* _WHAT YOU HAVE TO DO_: Set down every line of the listing below, keeping each character as it appears.

* _GIVEN DATA_:
┌──

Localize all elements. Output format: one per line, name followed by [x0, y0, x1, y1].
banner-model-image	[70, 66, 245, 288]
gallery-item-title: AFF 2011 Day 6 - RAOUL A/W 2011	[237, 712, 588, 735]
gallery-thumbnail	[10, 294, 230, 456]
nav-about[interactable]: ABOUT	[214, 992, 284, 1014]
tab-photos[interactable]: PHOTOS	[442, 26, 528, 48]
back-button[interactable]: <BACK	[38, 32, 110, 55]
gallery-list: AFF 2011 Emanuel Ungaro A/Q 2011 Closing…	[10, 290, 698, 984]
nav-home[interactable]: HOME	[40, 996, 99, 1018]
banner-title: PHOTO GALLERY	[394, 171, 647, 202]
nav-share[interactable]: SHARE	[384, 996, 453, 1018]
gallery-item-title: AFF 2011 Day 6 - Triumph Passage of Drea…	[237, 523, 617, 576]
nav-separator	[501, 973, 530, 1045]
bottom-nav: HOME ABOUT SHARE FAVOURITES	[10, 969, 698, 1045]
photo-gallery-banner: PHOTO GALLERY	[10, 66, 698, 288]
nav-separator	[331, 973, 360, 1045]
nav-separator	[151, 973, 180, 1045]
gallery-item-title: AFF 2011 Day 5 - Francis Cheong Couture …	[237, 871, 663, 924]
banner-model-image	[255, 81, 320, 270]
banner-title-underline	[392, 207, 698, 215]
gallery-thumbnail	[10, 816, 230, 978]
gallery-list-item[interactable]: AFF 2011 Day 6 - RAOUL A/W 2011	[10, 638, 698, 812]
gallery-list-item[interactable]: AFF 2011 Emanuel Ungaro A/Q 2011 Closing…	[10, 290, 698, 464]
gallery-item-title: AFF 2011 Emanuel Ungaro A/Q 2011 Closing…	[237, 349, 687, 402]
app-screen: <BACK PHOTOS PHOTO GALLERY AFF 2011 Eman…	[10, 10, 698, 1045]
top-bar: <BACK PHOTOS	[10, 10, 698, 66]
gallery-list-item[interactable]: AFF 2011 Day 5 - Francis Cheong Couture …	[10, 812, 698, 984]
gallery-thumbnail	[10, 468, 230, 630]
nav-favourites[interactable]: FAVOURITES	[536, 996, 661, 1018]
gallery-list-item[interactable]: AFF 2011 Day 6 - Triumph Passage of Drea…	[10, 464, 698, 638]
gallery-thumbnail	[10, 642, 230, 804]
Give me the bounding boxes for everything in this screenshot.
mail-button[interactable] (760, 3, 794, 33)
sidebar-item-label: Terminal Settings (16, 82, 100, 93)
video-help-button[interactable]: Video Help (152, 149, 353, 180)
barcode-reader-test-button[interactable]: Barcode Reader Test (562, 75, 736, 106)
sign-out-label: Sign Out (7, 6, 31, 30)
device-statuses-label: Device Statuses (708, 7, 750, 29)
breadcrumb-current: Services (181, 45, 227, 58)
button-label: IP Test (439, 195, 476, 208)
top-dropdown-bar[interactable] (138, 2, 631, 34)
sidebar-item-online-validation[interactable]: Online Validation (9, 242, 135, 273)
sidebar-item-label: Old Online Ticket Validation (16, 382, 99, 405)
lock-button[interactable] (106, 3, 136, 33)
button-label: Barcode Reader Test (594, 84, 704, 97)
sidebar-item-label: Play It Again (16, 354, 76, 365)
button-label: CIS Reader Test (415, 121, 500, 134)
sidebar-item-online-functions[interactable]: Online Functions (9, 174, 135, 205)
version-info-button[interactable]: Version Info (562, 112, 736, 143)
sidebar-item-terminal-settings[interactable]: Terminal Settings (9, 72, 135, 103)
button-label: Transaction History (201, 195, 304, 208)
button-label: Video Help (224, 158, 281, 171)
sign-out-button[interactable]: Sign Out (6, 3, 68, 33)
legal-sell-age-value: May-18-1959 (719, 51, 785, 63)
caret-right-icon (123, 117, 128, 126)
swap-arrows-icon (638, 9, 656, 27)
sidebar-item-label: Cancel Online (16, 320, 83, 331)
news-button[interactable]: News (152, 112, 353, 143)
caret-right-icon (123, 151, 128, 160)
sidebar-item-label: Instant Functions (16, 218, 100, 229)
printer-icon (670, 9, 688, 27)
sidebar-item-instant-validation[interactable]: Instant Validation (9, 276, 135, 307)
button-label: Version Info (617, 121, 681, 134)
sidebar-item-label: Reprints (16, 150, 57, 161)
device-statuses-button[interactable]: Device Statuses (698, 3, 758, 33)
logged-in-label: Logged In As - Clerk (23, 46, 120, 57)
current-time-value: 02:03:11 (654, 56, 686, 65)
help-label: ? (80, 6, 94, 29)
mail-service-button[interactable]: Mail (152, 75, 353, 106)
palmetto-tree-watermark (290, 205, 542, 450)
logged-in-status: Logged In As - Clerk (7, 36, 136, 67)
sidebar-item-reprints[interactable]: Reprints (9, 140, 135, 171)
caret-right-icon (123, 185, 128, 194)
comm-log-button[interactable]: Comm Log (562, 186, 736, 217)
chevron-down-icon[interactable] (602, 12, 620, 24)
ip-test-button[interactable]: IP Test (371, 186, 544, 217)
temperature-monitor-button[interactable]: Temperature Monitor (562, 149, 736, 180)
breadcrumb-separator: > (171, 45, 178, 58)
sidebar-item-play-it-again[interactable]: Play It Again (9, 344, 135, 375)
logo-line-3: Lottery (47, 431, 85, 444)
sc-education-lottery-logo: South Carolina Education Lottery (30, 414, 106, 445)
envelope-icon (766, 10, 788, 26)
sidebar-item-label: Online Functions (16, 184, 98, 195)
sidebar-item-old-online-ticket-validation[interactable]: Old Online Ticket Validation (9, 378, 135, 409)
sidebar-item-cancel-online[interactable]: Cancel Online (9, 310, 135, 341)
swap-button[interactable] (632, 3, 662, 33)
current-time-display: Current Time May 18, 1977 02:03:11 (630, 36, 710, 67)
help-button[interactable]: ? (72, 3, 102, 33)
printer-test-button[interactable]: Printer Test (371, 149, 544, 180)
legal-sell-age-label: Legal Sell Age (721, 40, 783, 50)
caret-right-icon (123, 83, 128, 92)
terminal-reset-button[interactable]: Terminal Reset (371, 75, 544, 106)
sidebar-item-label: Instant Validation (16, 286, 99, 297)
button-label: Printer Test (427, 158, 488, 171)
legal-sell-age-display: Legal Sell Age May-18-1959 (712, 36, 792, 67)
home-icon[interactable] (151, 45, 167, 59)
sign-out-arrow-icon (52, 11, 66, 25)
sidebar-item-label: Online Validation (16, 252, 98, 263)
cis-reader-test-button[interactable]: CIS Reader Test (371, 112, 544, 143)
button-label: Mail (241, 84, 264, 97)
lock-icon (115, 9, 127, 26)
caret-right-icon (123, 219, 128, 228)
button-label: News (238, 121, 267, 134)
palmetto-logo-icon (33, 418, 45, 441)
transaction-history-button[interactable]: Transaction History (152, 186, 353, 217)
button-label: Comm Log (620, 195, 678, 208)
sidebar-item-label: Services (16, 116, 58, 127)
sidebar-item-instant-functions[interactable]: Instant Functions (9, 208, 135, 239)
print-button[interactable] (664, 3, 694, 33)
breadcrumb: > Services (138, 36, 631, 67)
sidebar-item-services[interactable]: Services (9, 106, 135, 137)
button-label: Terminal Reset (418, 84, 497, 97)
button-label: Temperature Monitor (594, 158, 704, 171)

└──

* _EXERCISE SOLUTION_:
Localize all elements. Output format: one per line, name followed by [x0, y0, x1, y1].
banner-model-image	[70, 66, 245, 288]
gallery-item-title: AFF 2011 Day 6 - RAOUL A/W 2011	[237, 712, 588, 735]
gallery-thumbnail	[10, 294, 230, 456]
nav-about[interactable]: ABOUT	[214, 992, 284, 1014]
tab-photos[interactable]: PHOTOS	[442, 26, 528, 48]
back-button[interactable]: <BACK	[38, 32, 110, 55]
gallery-list: AFF 2011 Emanuel Ungaro A/Q 2011 Closing…	[10, 290, 698, 984]
nav-home[interactable]: HOME	[40, 996, 99, 1018]
banner-title: PHOTO GALLERY	[394, 171, 647, 202]
nav-share[interactable]: SHARE	[384, 996, 453, 1018]
gallery-item-title: AFF 2011 Day 6 - Triumph Passage of Drea…	[237, 523, 617, 576]
nav-separator	[501, 973, 530, 1045]
bottom-nav: HOME ABOUT SHARE FAVOURITES	[10, 969, 698, 1045]
photo-gallery-banner: PHOTO GALLERY	[10, 66, 698, 288]
nav-separator	[331, 973, 360, 1045]
nav-separator	[151, 973, 180, 1045]
gallery-item-title: AFF 2011 Day 5 - Francis Cheong Couture …	[237, 871, 663, 924]
banner-model-image	[255, 81, 320, 270]
banner-title-underline	[392, 207, 698, 215]
gallery-thumbnail	[10, 816, 230, 978]
gallery-list-item[interactable]: AFF 2011 Day 6 - RAOUL A/W 2011	[10, 638, 698, 812]
gallery-list-item[interactable]: AFF 2011 Emanuel Ungaro A/Q 2011 Closing…	[10, 290, 698, 464]
gallery-item-title: AFF 2011 Emanuel Ungaro A/Q 2011 Closing…	[237, 349, 687, 402]
app-screen: <BACK PHOTOS PHOTO GALLERY AFF 2011 Eman…	[10, 10, 698, 1045]
top-bar: <BACK PHOTOS	[10, 10, 698, 66]
gallery-list-item[interactable]: AFF 2011 Day 5 - Francis Cheong Couture …	[10, 812, 698, 984]
gallery-thumbnail	[10, 468, 230, 630]
nav-favourites[interactable]: FAVOURITES	[536, 996, 661, 1018]
gallery-list-item[interactable]: AFF 2011 Day 6 - Triumph Passage of Drea…	[10, 464, 698, 638]
gallery-thumbnail	[10, 642, 230, 804]
Give me the bounding boxes for everything in this screenshot.
mail-button[interactable] (760, 3, 794, 33)
sidebar-item-label: Terminal Settings (16, 82, 100, 93)
video-help-button[interactable]: Video Help (152, 149, 353, 180)
barcode-reader-test-button[interactable]: Barcode Reader Test (562, 75, 736, 106)
sign-out-label: Sign Out (7, 6, 31, 30)
device-statuses-label: Device Statuses (708, 7, 750, 29)
breadcrumb-current: Services (181, 45, 227, 58)
button-label: IP Test (439, 195, 476, 208)
top-dropdown-bar[interactable] (138, 2, 631, 34)
sidebar-item-online-validation[interactable]: Online Validation (9, 242, 135, 273)
sidebar-item-label: Old Online Ticket Validation (16, 382, 99, 405)
lock-button[interactable] (106, 3, 136, 33)
button-label: Barcode Reader Test (594, 84, 704, 97)
sidebar-item-label: Play It Again (16, 354, 76, 365)
button-label: CIS Reader Test (415, 121, 500, 134)
sidebar-item-online-functions[interactable]: Online Functions (9, 174, 135, 205)
version-info-button[interactable]: Version Info (562, 112, 736, 143)
sidebar-item-terminal-settings[interactable]: Terminal Settings (9, 72, 135, 103)
button-label: Transaction History (201, 195, 304, 208)
button-label: Video Help (224, 158, 281, 171)
sign-out-button[interactable]: Sign Out (6, 3, 68, 33)
legal-sell-age-value: May-18-1959 (719, 51, 785, 63)
caret-right-icon (123, 117, 128, 126)
swap-arrows-icon (638, 9, 656, 27)
sidebar-item-label: Cancel Online (16, 320, 83, 331)
news-button[interactable]: News (152, 112, 353, 143)
caret-right-icon (123, 151, 128, 160)
sidebar-item-label: Instant Functions (16, 218, 100, 229)
printer-icon (670, 9, 688, 27)
sidebar-item-instant-validation[interactable]: Instant Validation (9, 276, 135, 307)
button-label: Version Info (617, 121, 681, 134)
sidebar-item-label: Reprints (16, 150, 57, 161)
device-statuses-button[interactable]: Device Statuses (698, 3, 758, 33)
logged-in-label: Logged In As - Clerk (23, 46, 120, 57)
current-time-value: 02:03:11 (654, 56, 686, 65)
help-label: ? (80, 6, 94, 29)
mail-service-button[interactable]: Mail (152, 75, 353, 106)
palmetto-tree-watermark (290, 205, 542, 450)
logged-in-status: Logged In As - Clerk (7, 36, 136, 67)
sidebar-item-reprints[interactable]: Reprints (9, 140, 135, 171)
caret-right-icon (123, 185, 128, 194)
comm-log-button[interactable]: Comm Log (562, 186, 736, 217)
chevron-down-icon[interactable] (602, 12, 620, 24)
ip-test-button[interactable]: IP Test (371, 186, 544, 217)
temperature-monitor-button[interactable]: Temperature Monitor (562, 149, 736, 180)
breadcrumb-separator: > (171, 45, 178, 58)
sidebar-item-play-it-again[interactable]: Play It Again (9, 344, 135, 375)
logo-line-3: Lottery (47, 431, 85, 444)
sc-education-lottery-logo: South Carolina Education Lottery (30, 414, 106, 445)
envelope-icon (766, 10, 788, 26)
sidebar-item-label: Online Functions (16, 184, 98, 195)
sidebar-item-old-online-ticket-validation[interactable]: Old Online Ticket Validation (9, 378, 135, 409)
sidebar-item-cancel-online[interactable]: Cancel Online (9, 310, 135, 341)
swap-button[interactable] (632, 3, 662, 33)
current-time-display: Current Time May 18, 1977 02:03:11 (630, 36, 710, 67)
help-button[interactable]: ? (72, 3, 102, 33)
printer-test-button[interactable]: Printer Test (371, 149, 544, 180)
legal-sell-age-label: Legal Sell Age (721, 40, 783, 50)
caret-right-icon (123, 83, 128, 92)
terminal-reset-button[interactable]: Terminal Reset (371, 75, 544, 106)
sidebar-item-label: Instant Validation (16, 286, 99, 297)
button-label: Printer Test (427, 158, 488, 171)
legal-sell-age-display: Legal Sell Age May-18-1959 (712, 36, 792, 67)
home-icon[interactable] (151, 45, 167, 59)
sign-out-arrow-icon (52, 11, 66, 25)
sidebar-item-label: Online Validation (16, 252, 98, 263)
cis-reader-test-button[interactable]: CIS Reader Test (371, 112, 544, 143)
button-label: Mail (241, 84, 264, 97)
lock-icon (115, 9, 127, 26)
caret-right-icon (123, 219, 128, 228)
button-label: News (238, 121, 267, 134)
palmetto-logo-icon (33, 418, 45, 441)
transaction-history-button[interactable]: Transaction History (152, 186, 353, 217)
button-label: Comm Log (620, 195, 678, 208)
sidebar-item-label: Services (16, 116, 58, 127)
sidebar-item-instant-functions[interactable]: Instant Functions (9, 208, 135, 239)
print-button[interactable] (664, 3, 694, 33)
breadcrumb: > Services (138, 36, 631, 67)
sidebar-item-services[interactable]: Services (9, 106, 135, 137)
button-label: Terminal Reset (418, 84, 497, 97)
button-label: Temperature Monitor (594, 158, 704, 171)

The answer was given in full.